**Given entries:**
■ ■ ■ ■

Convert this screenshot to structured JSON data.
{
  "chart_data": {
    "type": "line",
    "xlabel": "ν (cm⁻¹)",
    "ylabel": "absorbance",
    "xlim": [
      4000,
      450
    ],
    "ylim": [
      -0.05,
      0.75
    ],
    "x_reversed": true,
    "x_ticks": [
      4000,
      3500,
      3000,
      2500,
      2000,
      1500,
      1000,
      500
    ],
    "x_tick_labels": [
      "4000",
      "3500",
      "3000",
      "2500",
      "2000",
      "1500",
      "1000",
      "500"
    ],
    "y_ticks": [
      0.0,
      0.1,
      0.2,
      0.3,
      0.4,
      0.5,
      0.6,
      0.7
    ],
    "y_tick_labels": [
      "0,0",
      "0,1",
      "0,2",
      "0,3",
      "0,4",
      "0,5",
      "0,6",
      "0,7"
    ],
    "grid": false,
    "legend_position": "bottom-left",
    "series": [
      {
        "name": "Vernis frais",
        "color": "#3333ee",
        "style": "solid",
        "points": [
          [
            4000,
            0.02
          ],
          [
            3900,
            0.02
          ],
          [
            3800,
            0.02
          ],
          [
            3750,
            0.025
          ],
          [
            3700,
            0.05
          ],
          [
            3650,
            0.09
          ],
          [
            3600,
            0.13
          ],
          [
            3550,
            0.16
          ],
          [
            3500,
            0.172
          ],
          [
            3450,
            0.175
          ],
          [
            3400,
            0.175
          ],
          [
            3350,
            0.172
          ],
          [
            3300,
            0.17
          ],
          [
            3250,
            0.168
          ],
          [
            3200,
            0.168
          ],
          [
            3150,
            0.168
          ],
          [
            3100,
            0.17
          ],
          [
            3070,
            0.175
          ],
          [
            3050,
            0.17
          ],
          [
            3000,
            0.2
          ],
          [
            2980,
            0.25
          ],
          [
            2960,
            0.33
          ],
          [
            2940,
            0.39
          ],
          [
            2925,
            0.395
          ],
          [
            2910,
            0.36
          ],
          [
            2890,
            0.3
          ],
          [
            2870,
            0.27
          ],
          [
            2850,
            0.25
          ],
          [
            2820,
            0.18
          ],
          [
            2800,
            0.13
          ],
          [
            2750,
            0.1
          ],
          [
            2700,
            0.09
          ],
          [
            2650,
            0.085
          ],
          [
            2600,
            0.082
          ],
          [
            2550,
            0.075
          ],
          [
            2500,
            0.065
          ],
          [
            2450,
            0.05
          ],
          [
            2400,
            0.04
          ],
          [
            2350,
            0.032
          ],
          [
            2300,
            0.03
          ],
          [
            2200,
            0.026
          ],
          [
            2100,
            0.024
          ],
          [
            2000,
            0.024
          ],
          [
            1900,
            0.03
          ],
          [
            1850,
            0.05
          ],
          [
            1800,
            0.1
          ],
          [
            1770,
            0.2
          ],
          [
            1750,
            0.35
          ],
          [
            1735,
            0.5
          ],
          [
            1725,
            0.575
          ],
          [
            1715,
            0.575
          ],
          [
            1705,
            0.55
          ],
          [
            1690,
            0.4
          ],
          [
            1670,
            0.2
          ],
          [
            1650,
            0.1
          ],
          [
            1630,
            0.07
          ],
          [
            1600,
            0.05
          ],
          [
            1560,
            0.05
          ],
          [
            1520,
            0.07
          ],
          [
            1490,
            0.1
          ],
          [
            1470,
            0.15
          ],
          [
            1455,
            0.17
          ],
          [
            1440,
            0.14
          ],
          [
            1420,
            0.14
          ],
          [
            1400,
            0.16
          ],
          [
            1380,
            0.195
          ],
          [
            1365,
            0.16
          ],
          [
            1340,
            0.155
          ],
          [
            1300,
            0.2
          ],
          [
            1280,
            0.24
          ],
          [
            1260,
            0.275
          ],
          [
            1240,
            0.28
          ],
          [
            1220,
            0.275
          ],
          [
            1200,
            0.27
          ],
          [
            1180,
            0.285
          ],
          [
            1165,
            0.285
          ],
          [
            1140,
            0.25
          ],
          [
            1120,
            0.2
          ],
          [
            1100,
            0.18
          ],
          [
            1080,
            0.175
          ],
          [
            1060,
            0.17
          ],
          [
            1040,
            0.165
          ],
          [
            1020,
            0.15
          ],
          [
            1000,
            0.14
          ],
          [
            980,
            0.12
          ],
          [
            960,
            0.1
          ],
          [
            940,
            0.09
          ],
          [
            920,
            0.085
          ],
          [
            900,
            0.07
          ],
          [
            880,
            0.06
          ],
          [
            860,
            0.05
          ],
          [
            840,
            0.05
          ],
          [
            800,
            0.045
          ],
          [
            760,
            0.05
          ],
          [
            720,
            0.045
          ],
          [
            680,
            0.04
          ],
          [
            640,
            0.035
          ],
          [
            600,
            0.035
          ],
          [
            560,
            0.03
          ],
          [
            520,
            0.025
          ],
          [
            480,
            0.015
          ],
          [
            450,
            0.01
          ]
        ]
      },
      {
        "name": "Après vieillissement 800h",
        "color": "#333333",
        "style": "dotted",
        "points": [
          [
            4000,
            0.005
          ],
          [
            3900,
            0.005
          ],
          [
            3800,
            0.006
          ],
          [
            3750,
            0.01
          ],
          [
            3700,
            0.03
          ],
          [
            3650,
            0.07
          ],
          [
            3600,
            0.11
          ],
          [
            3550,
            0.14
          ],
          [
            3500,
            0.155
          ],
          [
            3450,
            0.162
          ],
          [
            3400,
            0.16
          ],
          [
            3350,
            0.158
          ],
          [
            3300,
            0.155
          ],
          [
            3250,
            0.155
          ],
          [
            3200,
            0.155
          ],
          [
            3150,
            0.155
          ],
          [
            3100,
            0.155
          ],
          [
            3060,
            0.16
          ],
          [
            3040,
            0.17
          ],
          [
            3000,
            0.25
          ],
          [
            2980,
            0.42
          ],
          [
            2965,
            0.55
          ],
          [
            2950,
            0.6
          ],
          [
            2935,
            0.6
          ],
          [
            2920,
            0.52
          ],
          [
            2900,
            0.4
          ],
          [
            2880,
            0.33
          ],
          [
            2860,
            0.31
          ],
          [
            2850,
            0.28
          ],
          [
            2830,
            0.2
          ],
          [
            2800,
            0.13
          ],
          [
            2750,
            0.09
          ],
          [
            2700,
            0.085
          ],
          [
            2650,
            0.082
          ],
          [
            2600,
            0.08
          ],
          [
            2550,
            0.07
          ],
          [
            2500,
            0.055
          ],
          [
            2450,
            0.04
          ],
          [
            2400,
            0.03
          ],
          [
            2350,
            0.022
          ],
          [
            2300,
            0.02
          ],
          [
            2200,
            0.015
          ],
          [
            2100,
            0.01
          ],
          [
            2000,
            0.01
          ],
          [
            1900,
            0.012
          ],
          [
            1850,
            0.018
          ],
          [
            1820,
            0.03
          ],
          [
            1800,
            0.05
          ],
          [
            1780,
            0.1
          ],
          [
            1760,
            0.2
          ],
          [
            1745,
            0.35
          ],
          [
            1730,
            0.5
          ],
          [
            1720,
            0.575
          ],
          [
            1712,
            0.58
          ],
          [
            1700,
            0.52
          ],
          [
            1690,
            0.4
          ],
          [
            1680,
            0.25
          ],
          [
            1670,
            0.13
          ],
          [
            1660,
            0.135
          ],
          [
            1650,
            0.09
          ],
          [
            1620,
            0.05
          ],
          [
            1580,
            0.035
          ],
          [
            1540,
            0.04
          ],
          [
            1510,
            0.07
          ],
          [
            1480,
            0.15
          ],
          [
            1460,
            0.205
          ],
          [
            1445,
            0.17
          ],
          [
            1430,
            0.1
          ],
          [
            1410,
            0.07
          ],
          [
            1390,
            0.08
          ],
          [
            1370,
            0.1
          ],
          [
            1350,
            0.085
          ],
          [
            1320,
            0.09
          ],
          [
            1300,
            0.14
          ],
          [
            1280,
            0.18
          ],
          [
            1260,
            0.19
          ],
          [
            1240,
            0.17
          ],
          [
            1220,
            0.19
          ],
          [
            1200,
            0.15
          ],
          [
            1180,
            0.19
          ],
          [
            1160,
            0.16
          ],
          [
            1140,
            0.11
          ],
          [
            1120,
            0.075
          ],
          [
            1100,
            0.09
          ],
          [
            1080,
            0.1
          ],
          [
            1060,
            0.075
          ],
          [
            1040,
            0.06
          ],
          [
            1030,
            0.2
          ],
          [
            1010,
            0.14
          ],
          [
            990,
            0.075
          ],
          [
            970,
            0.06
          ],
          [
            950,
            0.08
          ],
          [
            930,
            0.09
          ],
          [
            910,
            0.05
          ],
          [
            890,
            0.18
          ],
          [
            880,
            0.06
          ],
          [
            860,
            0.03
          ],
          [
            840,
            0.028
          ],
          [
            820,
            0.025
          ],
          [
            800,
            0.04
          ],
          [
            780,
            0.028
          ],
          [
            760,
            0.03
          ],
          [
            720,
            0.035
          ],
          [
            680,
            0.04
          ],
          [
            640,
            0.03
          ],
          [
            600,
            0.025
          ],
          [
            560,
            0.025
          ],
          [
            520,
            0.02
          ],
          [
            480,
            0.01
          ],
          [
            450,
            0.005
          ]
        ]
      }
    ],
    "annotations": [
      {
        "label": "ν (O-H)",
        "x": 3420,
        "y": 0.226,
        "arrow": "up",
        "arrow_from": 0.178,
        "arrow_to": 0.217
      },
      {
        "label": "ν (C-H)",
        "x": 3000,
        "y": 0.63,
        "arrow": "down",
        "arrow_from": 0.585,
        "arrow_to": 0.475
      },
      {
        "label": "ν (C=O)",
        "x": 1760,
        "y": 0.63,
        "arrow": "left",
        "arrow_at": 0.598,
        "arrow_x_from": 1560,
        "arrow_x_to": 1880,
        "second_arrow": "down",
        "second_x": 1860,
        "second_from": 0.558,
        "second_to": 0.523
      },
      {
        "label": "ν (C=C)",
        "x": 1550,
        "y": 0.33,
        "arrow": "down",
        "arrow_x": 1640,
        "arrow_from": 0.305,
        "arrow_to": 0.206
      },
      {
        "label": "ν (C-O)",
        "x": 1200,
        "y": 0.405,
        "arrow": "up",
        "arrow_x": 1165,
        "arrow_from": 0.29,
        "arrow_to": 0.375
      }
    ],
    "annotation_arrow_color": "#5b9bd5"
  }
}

■ ■ ■ ■

**Written problem:**
Using the records above, say how many lines include the string "name". Only the number is wanted.

**Reply:**
2